» **EXERCISE PROMPT**: Each line below should be quoted exactly, please.

Collected data entries:
----
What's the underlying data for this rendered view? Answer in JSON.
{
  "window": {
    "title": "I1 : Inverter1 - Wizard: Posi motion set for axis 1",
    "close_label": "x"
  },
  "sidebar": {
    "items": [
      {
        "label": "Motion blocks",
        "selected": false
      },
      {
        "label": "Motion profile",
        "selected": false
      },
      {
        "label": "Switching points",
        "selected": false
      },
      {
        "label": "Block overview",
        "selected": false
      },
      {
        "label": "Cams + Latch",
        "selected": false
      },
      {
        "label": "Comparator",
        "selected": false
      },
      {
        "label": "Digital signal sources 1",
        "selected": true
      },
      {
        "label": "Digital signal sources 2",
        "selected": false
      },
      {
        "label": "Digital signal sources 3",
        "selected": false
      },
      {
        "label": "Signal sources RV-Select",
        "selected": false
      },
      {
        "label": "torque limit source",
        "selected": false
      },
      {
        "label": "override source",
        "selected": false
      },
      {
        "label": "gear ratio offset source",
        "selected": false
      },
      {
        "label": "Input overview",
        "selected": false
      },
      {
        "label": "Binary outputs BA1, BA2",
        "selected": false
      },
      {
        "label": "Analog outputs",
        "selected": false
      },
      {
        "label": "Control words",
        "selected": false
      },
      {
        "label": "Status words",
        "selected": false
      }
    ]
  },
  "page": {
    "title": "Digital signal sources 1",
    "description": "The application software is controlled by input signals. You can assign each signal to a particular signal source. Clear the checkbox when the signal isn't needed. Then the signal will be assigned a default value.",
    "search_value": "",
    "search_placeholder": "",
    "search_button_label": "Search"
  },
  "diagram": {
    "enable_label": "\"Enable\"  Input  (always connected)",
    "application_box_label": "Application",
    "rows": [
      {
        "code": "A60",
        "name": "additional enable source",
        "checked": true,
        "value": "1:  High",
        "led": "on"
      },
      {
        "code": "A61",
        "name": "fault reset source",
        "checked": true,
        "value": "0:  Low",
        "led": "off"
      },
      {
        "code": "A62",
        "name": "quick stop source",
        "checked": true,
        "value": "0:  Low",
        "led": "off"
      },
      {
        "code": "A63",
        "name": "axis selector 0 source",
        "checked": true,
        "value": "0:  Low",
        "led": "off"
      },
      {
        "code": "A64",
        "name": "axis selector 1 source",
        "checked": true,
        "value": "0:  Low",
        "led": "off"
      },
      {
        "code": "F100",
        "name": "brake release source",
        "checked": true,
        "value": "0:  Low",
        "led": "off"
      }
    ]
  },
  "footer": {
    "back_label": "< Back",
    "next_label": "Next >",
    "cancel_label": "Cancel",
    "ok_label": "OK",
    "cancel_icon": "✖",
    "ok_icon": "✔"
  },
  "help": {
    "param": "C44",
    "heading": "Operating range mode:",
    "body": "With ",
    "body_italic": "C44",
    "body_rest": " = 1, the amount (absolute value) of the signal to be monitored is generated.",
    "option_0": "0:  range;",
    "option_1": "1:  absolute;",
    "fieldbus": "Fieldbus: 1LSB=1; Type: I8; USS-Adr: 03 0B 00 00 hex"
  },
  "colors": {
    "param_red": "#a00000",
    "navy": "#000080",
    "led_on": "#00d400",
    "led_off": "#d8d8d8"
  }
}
----
» **EXERCISE OUTPUT**:
What's the underlying data for this rendered view? Answer in JSON.
{
  "window": {
    "title": "I1 : Inverter1 - Wizard: Posi motion set for axis 1",
    "close_label": "x"
  },
  "sidebar": {
    "items": [
      {
        "label": "Motion blocks",
        "selected": false
      },
      {
        "label": "Motion profile",
        "selected": false
      },
      {
        "label": "Switching points",
        "selected": false
      },
      {
        "label": "Block overview",
        "selected": false
      },
      {
        "label": "Cams + Latch",
        "selected": false
      },
      {
        "label": "Comparator",
        "selected": false
      },
      {
        "label": "Digital signal sources 1",
        "selected": true
      },
      {
        "label": "Digital signal sources 2",
        "selected": false
      },
      {
        "label": "Digital signal sources 3",
        "selected": false
      },
      {
        "label": "Signal sources RV-Select",
        "selected": false
      },
      {
        "label": "torque limit source",
        "selected": false
      },
      {
        "label": "override source",
        "selected": false
      },
      {
        "label": "gear ratio offset source",
        "selected": false
      },
      {
        "label": "Input overview",
        "selected": false
      },
      {
        "label": "Binary outputs BA1, BA2",
        "selected": false
      },
      {
        "label": "Analog outputs",
        "selected": false
      },
      {
        "label": "Control words",
        "selected": false
      },
      {
        "label": "Status words",
        "selected": false
      }
    ]
  },
  "page": {
    "title": "Digital signal sources 1",
    "description": "The application software is controlled by input signals. You can assign each signal to a particular signal source. Clear the checkbox when the signal isn't needed. Then the signal will be assigned a default value.",
    "search_value": "",
    "search_placeholder": "",
    "search_button_label": "Search"
  },
  "diagram": {
    "enable_label": "\"Enable\"  Input  (always connected)",
    "application_box_label": "Application",
    "rows": [
      {
        "code": "A60",
        "name": "additional enable source",
        "checked": true,
        "value": "1:  High",
        "led": "on"
      },
      {
        "code": "A61",
        "name": "fault reset source",
        "checked": true,
        "value": "0:  Low",
        "led": "off"
      },
      {
        "code": "A62",
        "name": "quick stop source",
        "checked": true,
        "value": "0:  Low",
        "led": "off"
      },
      {
        "code": "A63",
        "name": "axis selector 0 source",
        "checked": true,
        "value": "0:  Low",
        "led": "off"
      },
      {
        "code": "A64",
        "name": "axis selector 1 source",
        "checked": true,
        "value": "0:  Low",
        "led": "off"
      },
      {
        "code": "F100",
        "name": "brake release source",
        "checked": true,
        "value": "0:  Low",
        "led": "off"
      }
    ]
  },
  "footer": {
    "back_label": "< Back",
    "next_label": "Next >",
    "cancel_label": "Cancel",
    "ok_label": "OK",
    "cancel_icon": "✖",
    "ok_icon": "✔"
  },
  "help": {
    "param": "C44",
    "heading": "Operating range mode:",
    "body": "With ",
    "body_italic": "C44",
    "body_rest": " = 1, the amount (absolute value) of the signal to be monitored is generated.",
    "option_0": "0:  range;",
    "option_1": "1:  absolute;",
    "fieldbus": "Fieldbus: 1LSB=1; Type: I8; USS-Adr: 03 0B 00 00 hex"
  },
  "colors": {
    "param_red": "#a00000",
    "navy": "#000080",
    "led_on": "#00d400",
    "led_off": "#d8d8d8"
  }
}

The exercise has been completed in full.